Given task: Go through the listing beneath this task and return every line that carries the string "detached".
##### Material shown
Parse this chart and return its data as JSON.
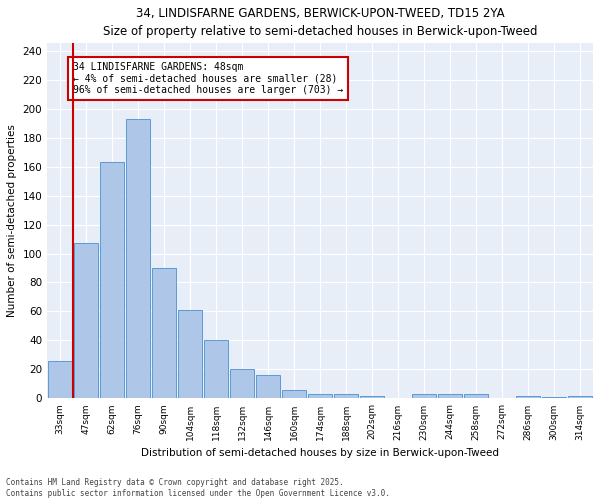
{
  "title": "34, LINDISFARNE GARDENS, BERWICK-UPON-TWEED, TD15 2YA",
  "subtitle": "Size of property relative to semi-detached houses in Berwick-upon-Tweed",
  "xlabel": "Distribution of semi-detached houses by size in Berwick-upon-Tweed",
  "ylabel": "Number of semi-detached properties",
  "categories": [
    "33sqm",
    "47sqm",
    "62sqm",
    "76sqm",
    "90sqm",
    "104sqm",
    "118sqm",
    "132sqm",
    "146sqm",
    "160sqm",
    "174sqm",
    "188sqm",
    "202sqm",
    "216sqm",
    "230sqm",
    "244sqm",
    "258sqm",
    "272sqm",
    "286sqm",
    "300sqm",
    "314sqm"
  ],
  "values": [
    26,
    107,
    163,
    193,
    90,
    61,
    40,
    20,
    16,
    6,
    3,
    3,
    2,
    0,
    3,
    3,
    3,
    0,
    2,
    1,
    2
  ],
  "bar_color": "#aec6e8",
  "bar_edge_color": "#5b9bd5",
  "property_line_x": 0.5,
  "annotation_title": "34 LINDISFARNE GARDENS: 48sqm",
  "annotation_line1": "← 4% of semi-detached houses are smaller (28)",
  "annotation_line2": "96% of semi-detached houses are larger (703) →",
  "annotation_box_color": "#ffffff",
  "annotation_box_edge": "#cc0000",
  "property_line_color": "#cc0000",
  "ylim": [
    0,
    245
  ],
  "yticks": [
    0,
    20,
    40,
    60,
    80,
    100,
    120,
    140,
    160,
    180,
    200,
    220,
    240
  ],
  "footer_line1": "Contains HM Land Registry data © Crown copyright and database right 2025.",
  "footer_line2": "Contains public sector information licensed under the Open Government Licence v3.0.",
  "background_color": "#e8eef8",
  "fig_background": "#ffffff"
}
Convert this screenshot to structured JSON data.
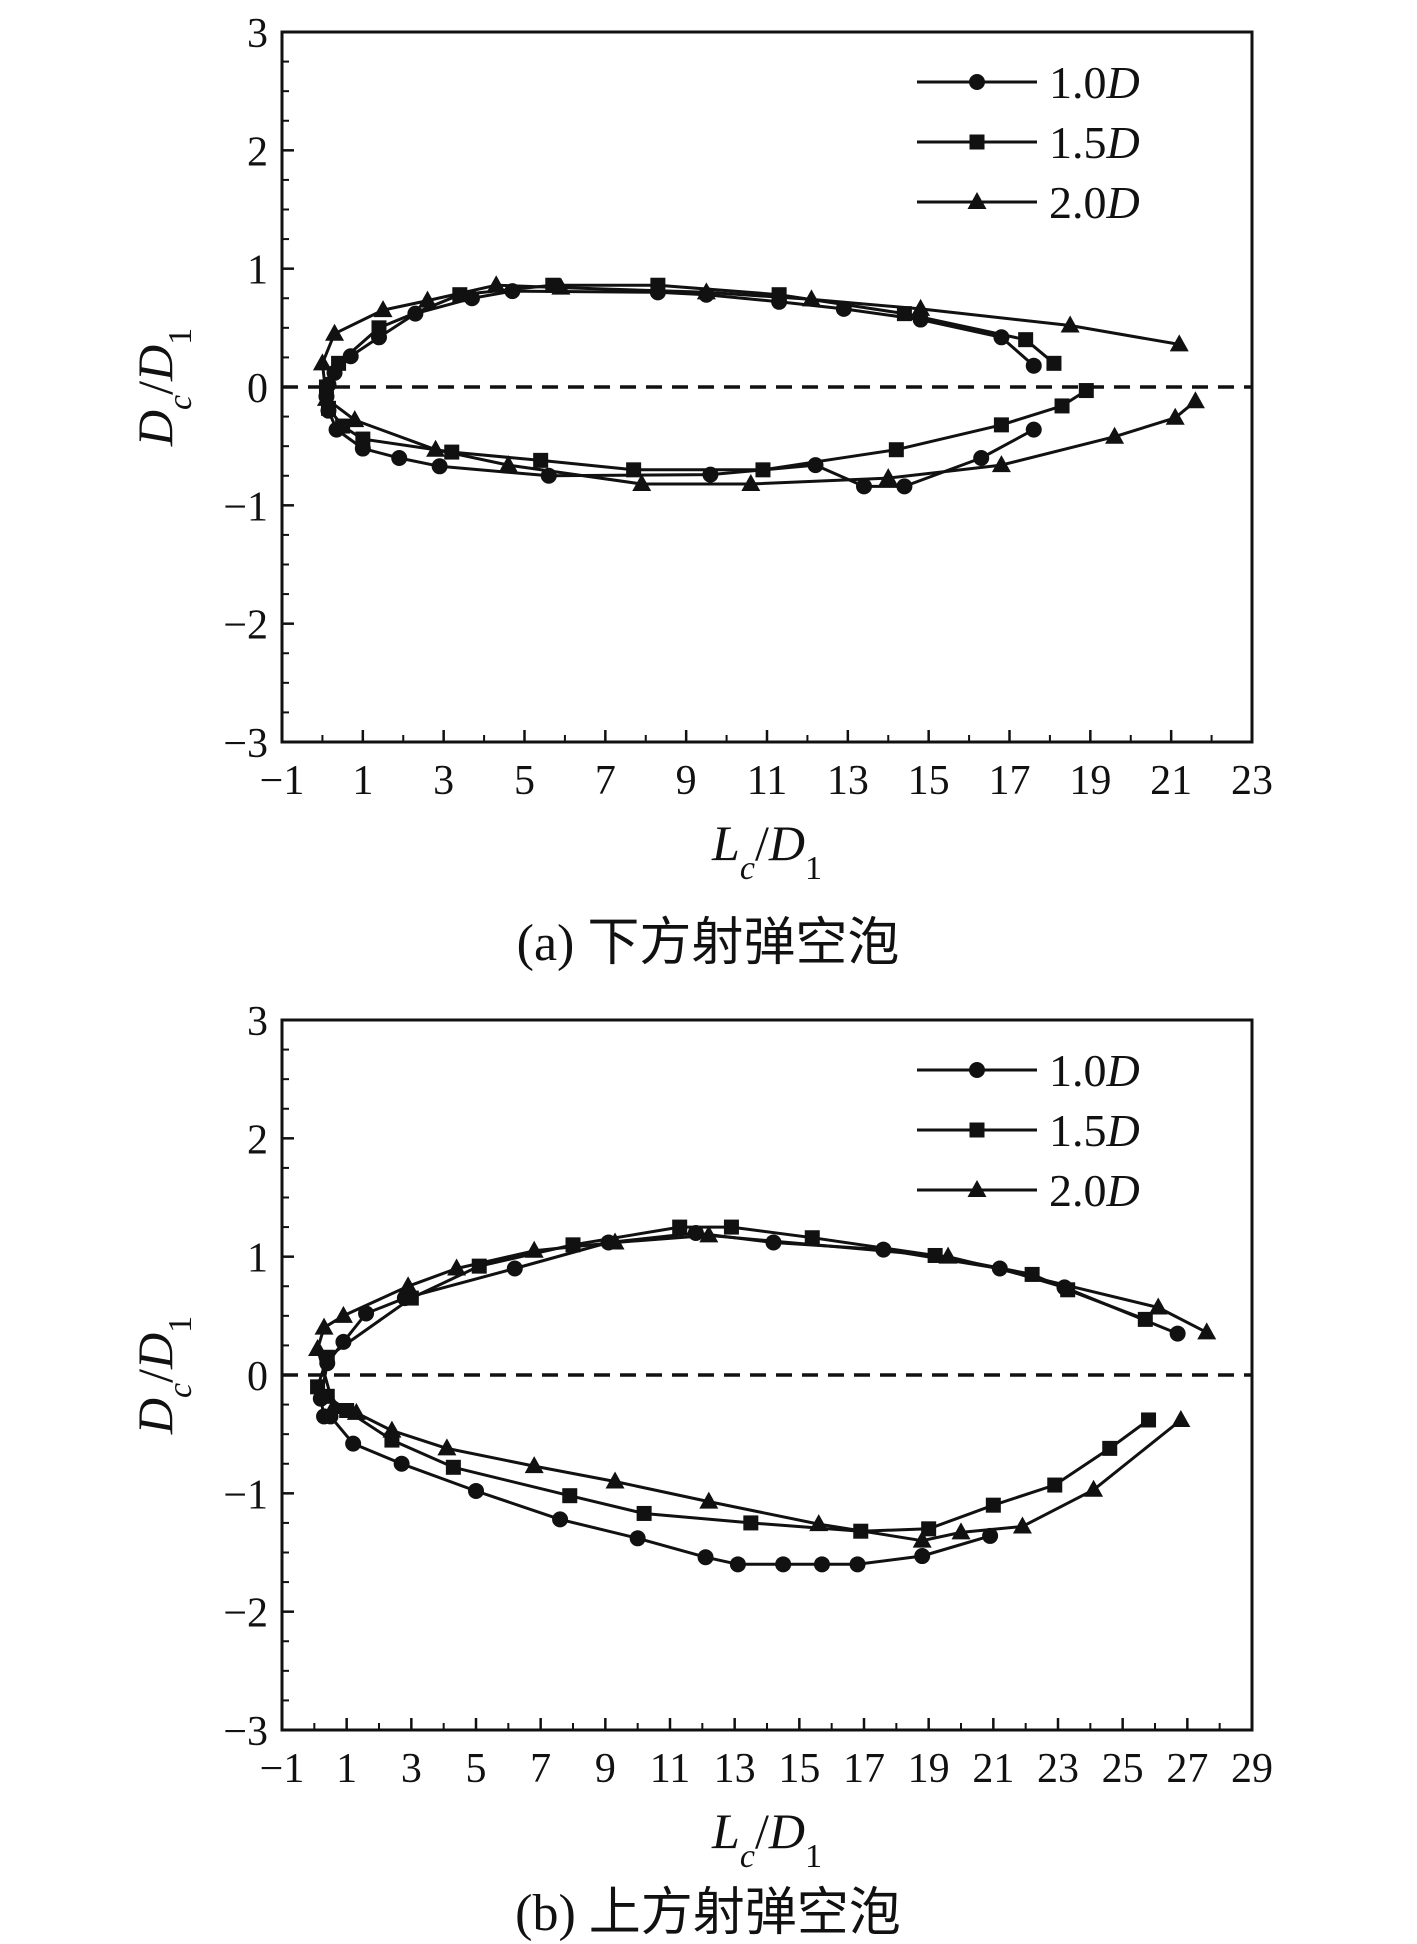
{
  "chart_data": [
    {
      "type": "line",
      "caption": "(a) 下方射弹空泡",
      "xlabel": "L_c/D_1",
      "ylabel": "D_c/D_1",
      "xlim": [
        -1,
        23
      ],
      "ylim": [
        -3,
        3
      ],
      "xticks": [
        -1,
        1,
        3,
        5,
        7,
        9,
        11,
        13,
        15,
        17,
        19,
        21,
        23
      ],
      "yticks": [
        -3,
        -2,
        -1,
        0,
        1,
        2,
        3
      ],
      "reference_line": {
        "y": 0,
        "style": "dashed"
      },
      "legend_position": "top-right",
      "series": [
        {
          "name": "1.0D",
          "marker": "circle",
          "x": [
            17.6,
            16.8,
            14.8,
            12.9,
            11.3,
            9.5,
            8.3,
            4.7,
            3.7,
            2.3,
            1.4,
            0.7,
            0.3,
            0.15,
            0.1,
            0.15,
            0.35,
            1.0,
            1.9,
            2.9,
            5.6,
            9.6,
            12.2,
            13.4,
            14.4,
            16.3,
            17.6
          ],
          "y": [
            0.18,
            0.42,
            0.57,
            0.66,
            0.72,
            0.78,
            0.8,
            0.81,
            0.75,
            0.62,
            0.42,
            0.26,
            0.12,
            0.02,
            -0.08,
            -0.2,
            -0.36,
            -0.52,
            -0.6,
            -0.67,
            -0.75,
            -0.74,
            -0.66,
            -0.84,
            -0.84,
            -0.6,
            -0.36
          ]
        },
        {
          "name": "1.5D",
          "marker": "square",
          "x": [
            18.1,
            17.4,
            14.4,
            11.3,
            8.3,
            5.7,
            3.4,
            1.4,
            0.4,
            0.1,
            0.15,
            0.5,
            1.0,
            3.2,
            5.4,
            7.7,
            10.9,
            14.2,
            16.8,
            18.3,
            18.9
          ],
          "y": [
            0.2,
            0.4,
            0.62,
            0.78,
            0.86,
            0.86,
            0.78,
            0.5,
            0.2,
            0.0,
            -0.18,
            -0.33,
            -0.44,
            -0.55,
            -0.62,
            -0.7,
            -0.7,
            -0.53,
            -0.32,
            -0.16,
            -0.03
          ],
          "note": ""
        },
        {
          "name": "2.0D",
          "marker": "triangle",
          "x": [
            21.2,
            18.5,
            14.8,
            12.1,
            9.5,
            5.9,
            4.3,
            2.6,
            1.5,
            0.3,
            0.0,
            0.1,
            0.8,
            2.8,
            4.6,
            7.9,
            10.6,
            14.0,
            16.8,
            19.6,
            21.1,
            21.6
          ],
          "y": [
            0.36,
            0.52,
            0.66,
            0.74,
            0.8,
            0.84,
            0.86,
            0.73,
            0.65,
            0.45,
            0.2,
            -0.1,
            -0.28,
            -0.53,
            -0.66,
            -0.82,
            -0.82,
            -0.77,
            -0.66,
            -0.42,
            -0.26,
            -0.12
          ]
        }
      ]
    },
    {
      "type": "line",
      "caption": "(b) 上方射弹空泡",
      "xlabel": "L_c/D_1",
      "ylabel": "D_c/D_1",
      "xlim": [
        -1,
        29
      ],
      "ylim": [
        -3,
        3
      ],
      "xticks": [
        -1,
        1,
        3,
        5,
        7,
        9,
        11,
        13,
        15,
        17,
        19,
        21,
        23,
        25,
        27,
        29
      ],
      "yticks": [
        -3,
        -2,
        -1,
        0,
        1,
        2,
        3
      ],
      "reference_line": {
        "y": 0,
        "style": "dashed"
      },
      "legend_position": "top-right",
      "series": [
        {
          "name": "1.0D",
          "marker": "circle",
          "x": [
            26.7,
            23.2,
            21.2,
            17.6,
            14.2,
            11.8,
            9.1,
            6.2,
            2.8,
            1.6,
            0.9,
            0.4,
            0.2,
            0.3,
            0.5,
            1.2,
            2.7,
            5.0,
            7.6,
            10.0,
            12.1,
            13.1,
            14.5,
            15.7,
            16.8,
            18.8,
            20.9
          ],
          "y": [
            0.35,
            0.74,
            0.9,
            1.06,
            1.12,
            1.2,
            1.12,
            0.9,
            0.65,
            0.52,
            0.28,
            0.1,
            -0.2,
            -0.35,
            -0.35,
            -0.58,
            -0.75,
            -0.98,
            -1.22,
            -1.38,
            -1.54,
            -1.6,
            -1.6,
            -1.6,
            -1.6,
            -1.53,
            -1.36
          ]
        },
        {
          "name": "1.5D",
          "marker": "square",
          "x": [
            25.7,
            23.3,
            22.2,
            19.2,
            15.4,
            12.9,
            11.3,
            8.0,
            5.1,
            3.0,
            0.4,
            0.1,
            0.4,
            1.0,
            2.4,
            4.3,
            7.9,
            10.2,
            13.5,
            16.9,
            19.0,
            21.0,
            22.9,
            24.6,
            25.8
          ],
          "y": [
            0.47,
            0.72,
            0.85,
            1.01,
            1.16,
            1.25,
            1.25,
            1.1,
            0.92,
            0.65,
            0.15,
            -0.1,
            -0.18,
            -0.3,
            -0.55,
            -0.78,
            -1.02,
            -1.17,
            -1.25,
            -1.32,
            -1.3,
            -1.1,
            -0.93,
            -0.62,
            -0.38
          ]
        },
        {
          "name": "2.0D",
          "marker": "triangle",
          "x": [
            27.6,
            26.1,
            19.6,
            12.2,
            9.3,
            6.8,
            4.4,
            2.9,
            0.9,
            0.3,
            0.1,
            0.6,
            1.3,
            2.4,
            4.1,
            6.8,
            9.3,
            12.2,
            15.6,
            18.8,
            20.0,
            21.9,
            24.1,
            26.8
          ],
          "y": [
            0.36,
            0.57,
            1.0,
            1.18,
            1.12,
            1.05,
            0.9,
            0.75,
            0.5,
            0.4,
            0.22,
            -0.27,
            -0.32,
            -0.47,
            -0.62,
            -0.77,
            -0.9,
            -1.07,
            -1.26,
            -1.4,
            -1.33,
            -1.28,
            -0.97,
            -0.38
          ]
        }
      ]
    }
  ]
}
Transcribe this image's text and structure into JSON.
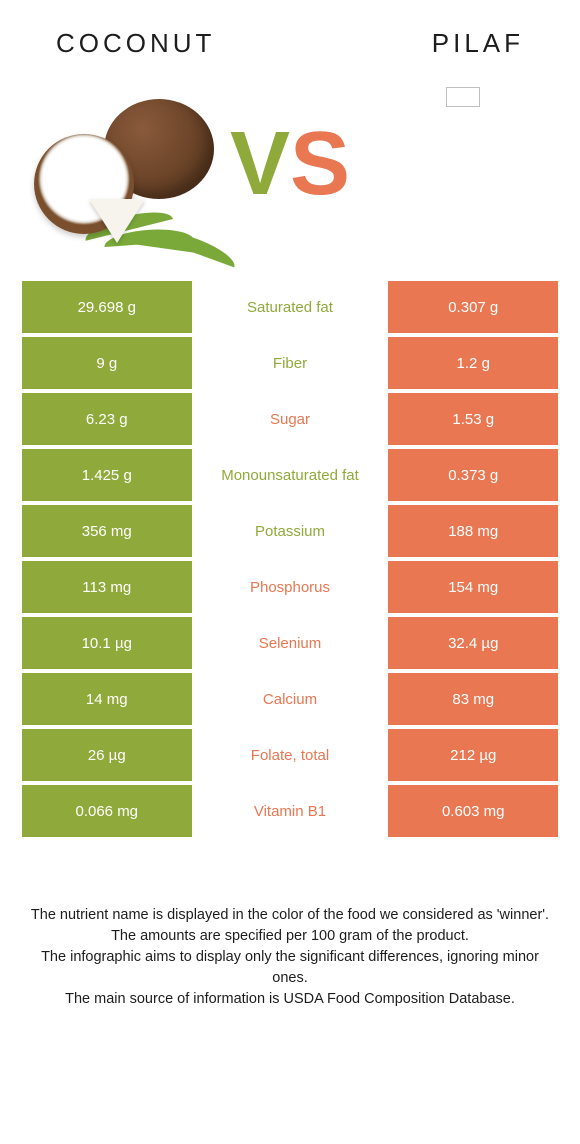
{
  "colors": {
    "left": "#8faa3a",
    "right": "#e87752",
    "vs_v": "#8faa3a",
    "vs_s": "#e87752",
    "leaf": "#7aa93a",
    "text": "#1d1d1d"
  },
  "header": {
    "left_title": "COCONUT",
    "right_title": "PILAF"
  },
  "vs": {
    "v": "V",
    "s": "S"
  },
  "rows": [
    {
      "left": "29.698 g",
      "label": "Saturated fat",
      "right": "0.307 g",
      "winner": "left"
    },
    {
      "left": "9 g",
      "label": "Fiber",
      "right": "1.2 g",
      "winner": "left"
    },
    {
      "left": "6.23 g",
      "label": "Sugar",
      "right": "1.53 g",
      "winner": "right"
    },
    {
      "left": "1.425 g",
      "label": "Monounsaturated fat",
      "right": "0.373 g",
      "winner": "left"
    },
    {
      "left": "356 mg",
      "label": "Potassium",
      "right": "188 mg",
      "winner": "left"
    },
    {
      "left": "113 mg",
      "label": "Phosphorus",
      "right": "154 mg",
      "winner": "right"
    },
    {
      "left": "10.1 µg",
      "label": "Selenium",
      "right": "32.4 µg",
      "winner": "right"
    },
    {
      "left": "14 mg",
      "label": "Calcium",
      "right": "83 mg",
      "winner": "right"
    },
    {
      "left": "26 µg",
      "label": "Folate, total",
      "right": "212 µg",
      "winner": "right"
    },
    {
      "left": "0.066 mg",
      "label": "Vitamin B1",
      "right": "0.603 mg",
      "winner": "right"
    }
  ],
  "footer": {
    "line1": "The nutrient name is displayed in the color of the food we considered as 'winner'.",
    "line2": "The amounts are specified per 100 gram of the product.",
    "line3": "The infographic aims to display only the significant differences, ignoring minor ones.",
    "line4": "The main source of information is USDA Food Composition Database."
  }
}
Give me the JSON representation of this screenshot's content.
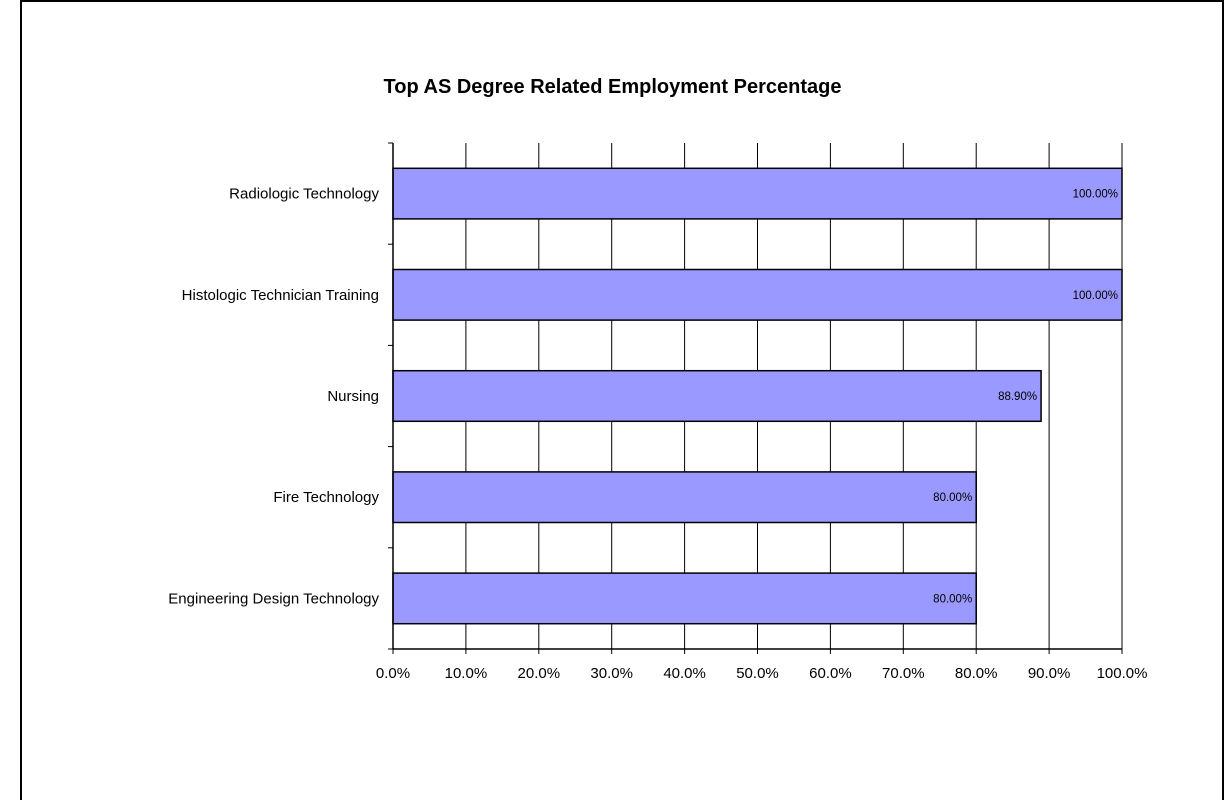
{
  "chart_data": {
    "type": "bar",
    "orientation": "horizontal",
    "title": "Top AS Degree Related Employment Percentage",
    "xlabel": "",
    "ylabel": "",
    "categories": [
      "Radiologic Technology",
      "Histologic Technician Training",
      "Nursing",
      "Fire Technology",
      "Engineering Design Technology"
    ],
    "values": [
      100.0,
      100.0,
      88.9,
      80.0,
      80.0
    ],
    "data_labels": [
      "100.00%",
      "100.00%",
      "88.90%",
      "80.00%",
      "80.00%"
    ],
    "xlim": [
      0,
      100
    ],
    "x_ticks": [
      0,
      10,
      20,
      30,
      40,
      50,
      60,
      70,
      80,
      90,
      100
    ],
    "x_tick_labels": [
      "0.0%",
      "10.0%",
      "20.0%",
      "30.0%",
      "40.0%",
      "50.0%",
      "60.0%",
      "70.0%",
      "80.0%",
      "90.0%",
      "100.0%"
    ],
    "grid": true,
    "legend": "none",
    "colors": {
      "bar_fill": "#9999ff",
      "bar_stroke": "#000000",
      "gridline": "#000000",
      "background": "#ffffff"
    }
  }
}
##########
Written solution:
  "subtitle": "Size of property relative to semi-detached houses in Berwick-upon-Tweed",
  "xlabel": "Distribution of semi-detached houses by size in Berwick-upon-Tweed",
  "ylabel": "Number of semi-detached properties",
  "annotation_line1": "← 4% of semi-detached houses are smaller (28)",
  "annotation_line2": "96% of semi-detached houses are larger (703) →",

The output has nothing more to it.